>> START Dataset content

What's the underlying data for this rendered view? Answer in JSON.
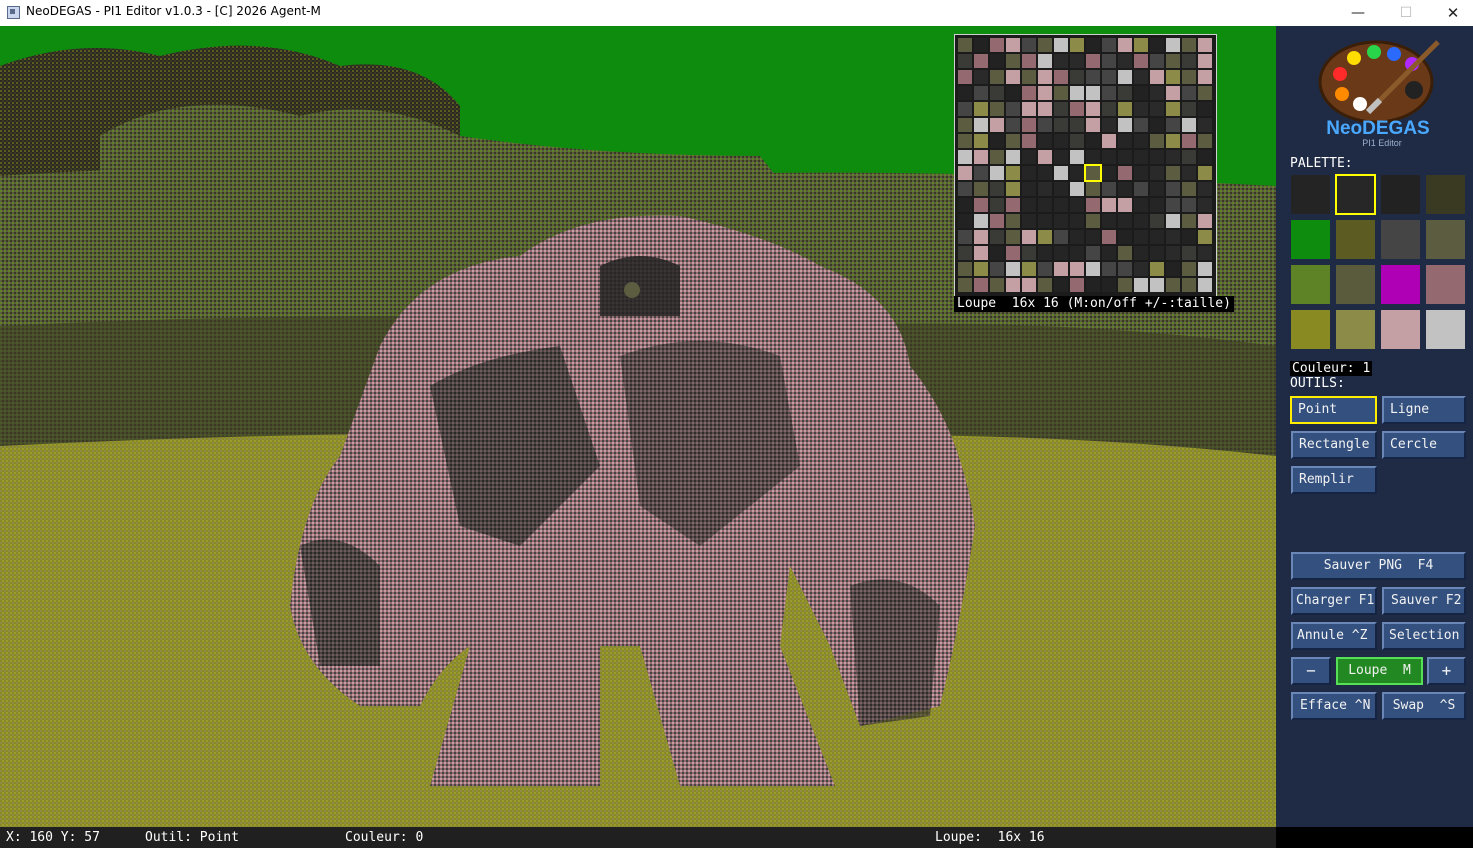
{
  "window": {
    "title": "NeoDEGAS - PI1 Editor v1.0.3 - [C] 2026 Agent-M",
    "minimize": "—",
    "maximize": "☐",
    "close": "✕"
  },
  "loupe": {
    "caption": "Loupe  16x 16 (M:on/off +/-:taille)"
  },
  "sidebar": {
    "logo_text": "NeoDEGAS",
    "logo_subtext": "PI1 Editor",
    "palette_label": "PALETTE:",
    "palette": [
      "#242424",
      "#272727",
      "#222222",
      "#3a3a22",
      "#0d8c0d",
      "#5c5c22",
      "#454545",
      "#5c5c40",
      "#5e8226",
      "#5a5a3c",
      "#b000b6",
      "#946a70",
      "#8a8a22",
      "#8c8c48",
      "#c4a0a4",
      "#c2c2c2"
    ],
    "selected_color": 1,
    "couleur_label": "Couleur: 1",
    "outils_label": "OUTILS:",
    "tools": [
      "Point",
      "Ligne",
      "Rectangle",
      "Cercle",
      "Remplir"
    ],
    "active_tool": "Point",
    "buttons": {
      "save_png": "Sauver PNG  F4",
      "load": "Charger F1",
      "save": "Sauver F2",
      "undo": "Annule ^Z",
      "selection": "Selection",
      "minus": "−",
      "loupe": "Loupe  M",
      "plus": "+",
      "clear": "Efface ^N",
      "swap": "Swap  ^S"
    }
  },
  "status": {
    "coords": "X: 160 Y: 57",
    "tool": "Outil: Point",
    "color": "Couleur: 0",
    "loupe": "Loupe:  16x 16"
  }
}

>> END Dataset content

**Goal**.
Isolate the lines that hold the word "Point" and copy all of them.

**Solution below**.
      "Point",
    "active_tool": "Point",
    "tool": "Outil: Point",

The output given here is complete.